[start]

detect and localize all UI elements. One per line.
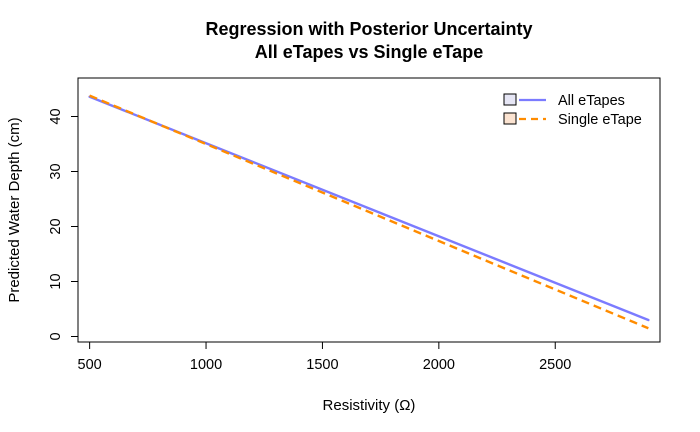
chart-title: Regression with Posterior Uncertainty [205,19,532,39]
y-tick-label: 0 [48,332,64,340]
legend-label-all-etapes: All eTapes [558,93,625,109]
legend-label-single-etape: Single eTape [558,112,642,128]
series-line-single-etape [89,94,649,330]
chart-subtitle: All eTapes vs Single eTape [255,42,483,62]
x-tick-label: 1500 [306,357,338,373]
x-axis-label: Resistivity (Ω) [323,397,416,414]
x-tick-label: 2500 [539,357,571,373]
y-tick-label: 20 [48,218,64,234]
x-tick-label: 2000 [423,357,455,373]
y-tick-label: 10 [48,273,64,289]
legend: All eTapes Single eTape [503,93,642,128]
legend-swatch-single-etape [503,112,517,125]
series-line-all-etapes [88,95,650,322]
series-layer [88,94,650,330]
y-axis-label: Predicted Water Depth (cm) [6,117,23,302]
legend-swatch-all-etapes [503,93,517,106]
y-axis: 0 10 20 30 40 [48,108,79,341]
x-tick-label: 500 [78,357,102,373]
y-tick-label: 40 [48,108,64,124]
y-tick-label: 30 [48,163,64,179]
x-tick-label: 1000 [190,357,222,373]
x-axis: 500 1000 1500 2000 2500 [78,341,571,373]
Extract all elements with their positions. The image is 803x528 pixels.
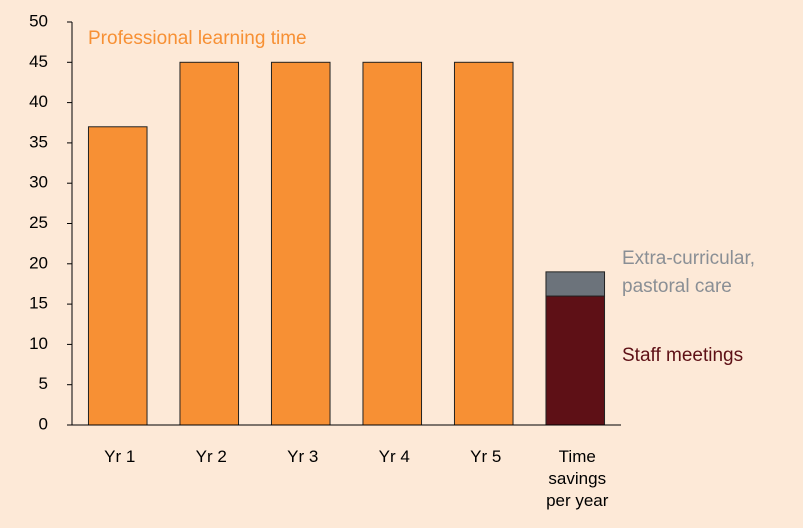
y-tick-label: 25 bbox=[29, 213, 48, 232]
y-tick-label: 20 bbox=[29, 253, 48, 272]
bar bbox=[87, 126, 148, 426]
bar bbox=[270, 61, 331, 426]
bar bbox=[362, 61, 423, 426]
y-tick-label: 40 bbox=[29, 92, 48, 111]
series-label: Staff meetings bbox=[622, 345, 744, 366]
x-tick-label: Yr 3 bbox=[287, 447, 319, 466]
y-tick-label: 50 bbox=[29, 11, 48, 30]
x-tick-label: Yr 4 bbox=[378, 447, 410, 466]
bar bbox=[545, 295, 606, 426]
bar bbox=[179, 61, 240, 426]
y-tick-label: 30 bbox=[29, 173, 48, 192]
y-tick-label: 15 bbox=[29, 294, 48, 313]
y-tick-label: 10 bbox=[29, 334, 48, 353]
y-tick-label: 45 bbox=[29, 52, 48, 71]
series-label: Professional learning time bbox=[88, 28, 307, 49]
x-tick-label: Yr 5 bbox=[470, 447, 502, 466]
series-label: Extra-curricular, pastoral care bbox=[622, 248, 756, 297]
bar bbox=[545, 271, 606, 297]
y-tick-label: 0 bbox=[39, 414, 48, 433]
x-tick-label: Yr 2 bbox=[195, 447, 227, 466]
bar bbox=[453, 61, 514, 426]
x-tick-label: Yr 1 bbox=[104, 447, 136, 466]
y-tick-label: 35 bbox=[29, 132, 48, 151]
y-tick-label: 5 bbox=[39, 374, 48, 393]
x-tick-label: Time savings per year bbox=[546, 447, 609, 510]
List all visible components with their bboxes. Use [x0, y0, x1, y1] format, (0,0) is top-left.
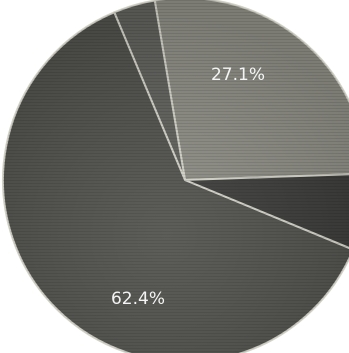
pie-labels: 27.1% 62.4%	[111, 65, 265, 309]
pie-slice-1	[153, 0, 349, 181]
pie-slice-label-3: 62.4%	[111, 289, 165, 309]
pie-slice-label-1: 27.1%	[211, 65, 265, 85]
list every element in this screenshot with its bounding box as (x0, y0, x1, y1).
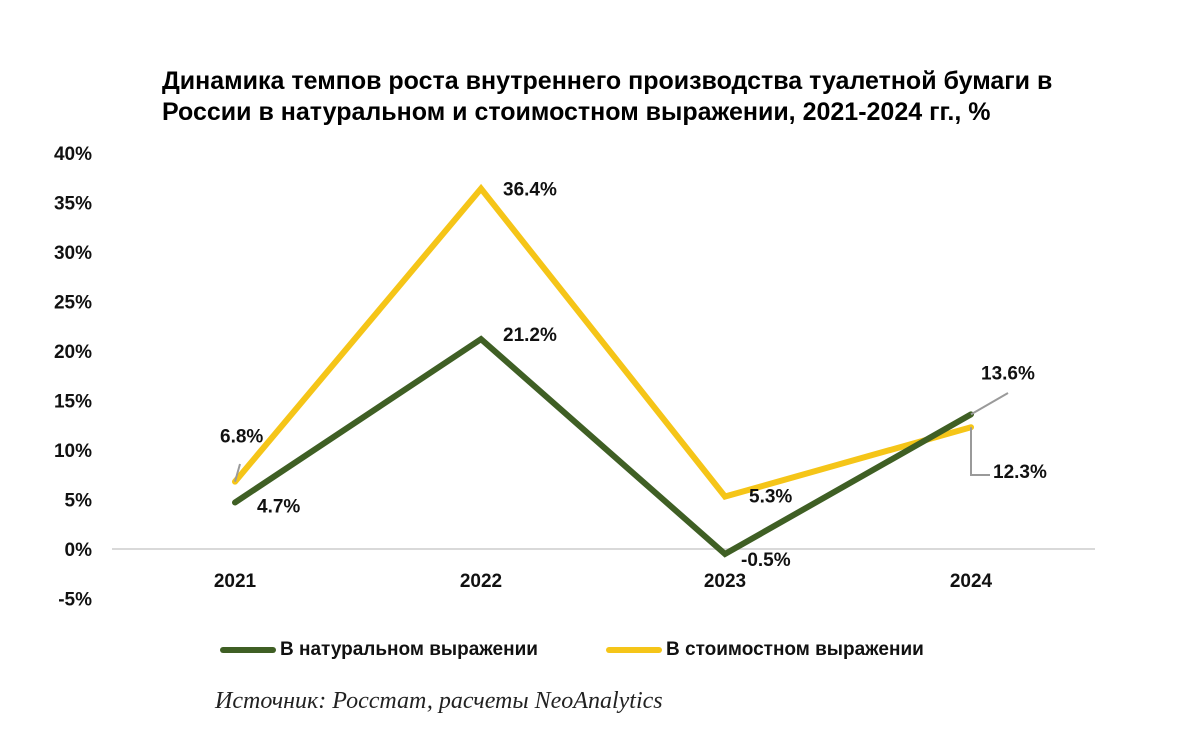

[end]

Task details:
Copy every row above line for line, leaving out the pictures.

Written response:
detect and localize all UI elements. One per line.
chart-title: Regression with Posterior Uncertainty [205,19,532,39]
y-tick-label: 0 [48,332,64,340]
legend-label-all-etapes: All eTapes [558,93,625,109]
legend-label-single-etape: Single eTape [558,112,642,128]
series-line-single-etape [89,94,649,330]
chart-subtitle: All eTapes vs Single eTape [255,42,483,62]
x-tick-label: 1500 [306,357,338,373]
x-axis-label: Resistivity (Ω) [323,397,416,414]
x-tick-label: 2500 [539,357,571,373]
y-tick-label: 20 [48,218,64,234]
x-tick-label: 2000 [423,357,455,373]
y-tick-label: 10 [48,273,64,289]
legend: All eTapes Single eTape [503,93,642,128]
legend-swatch-single-etape [503,112,517,125]
series-line-all-etapes [88,95,650,322]
series-layer [88,94,650,330]
y-axis-label: Predicted Water Depth (cm) [6,117,23,302]
legend-swatch-all-etapes [503,93,517,106]
y-axis: 0 10 20 30 40 [48,108,79,341]
x-tick-label: 500 [78,357,102,373]
y-tick-label: 40 [48,108,64,124]
y-tick-label: 30 [48,163,64,179]
x-tick-label: 1000 [190,357,222,373]
x-axis: 500 1000 1500 2000 2500 [78,341,571,373]
Extract all elements with their positions. The image is 803x528 pixels.
y-tick-label: 25 bbox=[29, 213, 48, 232]
y-tick-label: 20 bbox=[29, 253, 48, 272]
bar bbox=[87, 126, 148, 426]
bar bbox=[270, 61, 331, 426]
bar bbox=[362, 61, 423, 426]
y-tick-label: 40 bbox=[29, 92, 48, 111]
series-label: Staff meetings bbox=[622, 345, 744, 366]
x-tick-label: Yr 3 bbox=[287, 447, 319, 466]
y-tick-label: 50 bbox=[29, 11, 48, 30]
x-tick-label: Yr 4 bbox=[378, 447, 410, 466]
bar bbox=[545, 295, 606, 426]
bar bbox=[179, 61, 240, 426]
y-tick-label: 30 bbox=[29, 173, 48, 192]
y-tick-label: 15 bbox=[29, 294, 48, 313]
y-tick-label: 10 bbox=[29, 334, 48, 353]
y-tick-label: 45 bbox=[29, 52, 48, 71]
series-label: Professional learning time bbox=[88, 28, 307, 49]
x-tick-label: Yr 5 bbox=[470, 447, 502, 466]
series-label: Extra-curricular, pastoral care bbox=[622, 248, 756, 297]
bar bbox=[545, 271, 606, 297]
y-tick-label: 0 bbox=[39, 414, 48, 433]
x-tick-label: Yr 2 bbox=[195, 447, 227, 466]
bar bbox=[453, 61, 514, 426]
x-tick-label: Yr 1 bbox=[104, 447, 136, 466]
y-tick-label: 35 bbox=[29, 132, 48, 151]
y-tick-label: 5 bbox=[39, 374, 48, 393]
x-tick-label: Time savings per year bbox=[546, 447, 609, 510]
List all visible components with their bboxes. Use [x0, y0, x1, y1] format, (0,0) is top-left.
pie-labels: 27.1% 62.4%	[111, 65, 265, 309]
pie-slice-1	[153, 0, 349, 181]
pie-slice-label-3: 62.4%	[111, 289, 165, 309]
pie-slice-label-1: 27.1%	[211, 65, 265, 85]
list every element in this screenshot with its bounding box as (x0, y0, x1, y1).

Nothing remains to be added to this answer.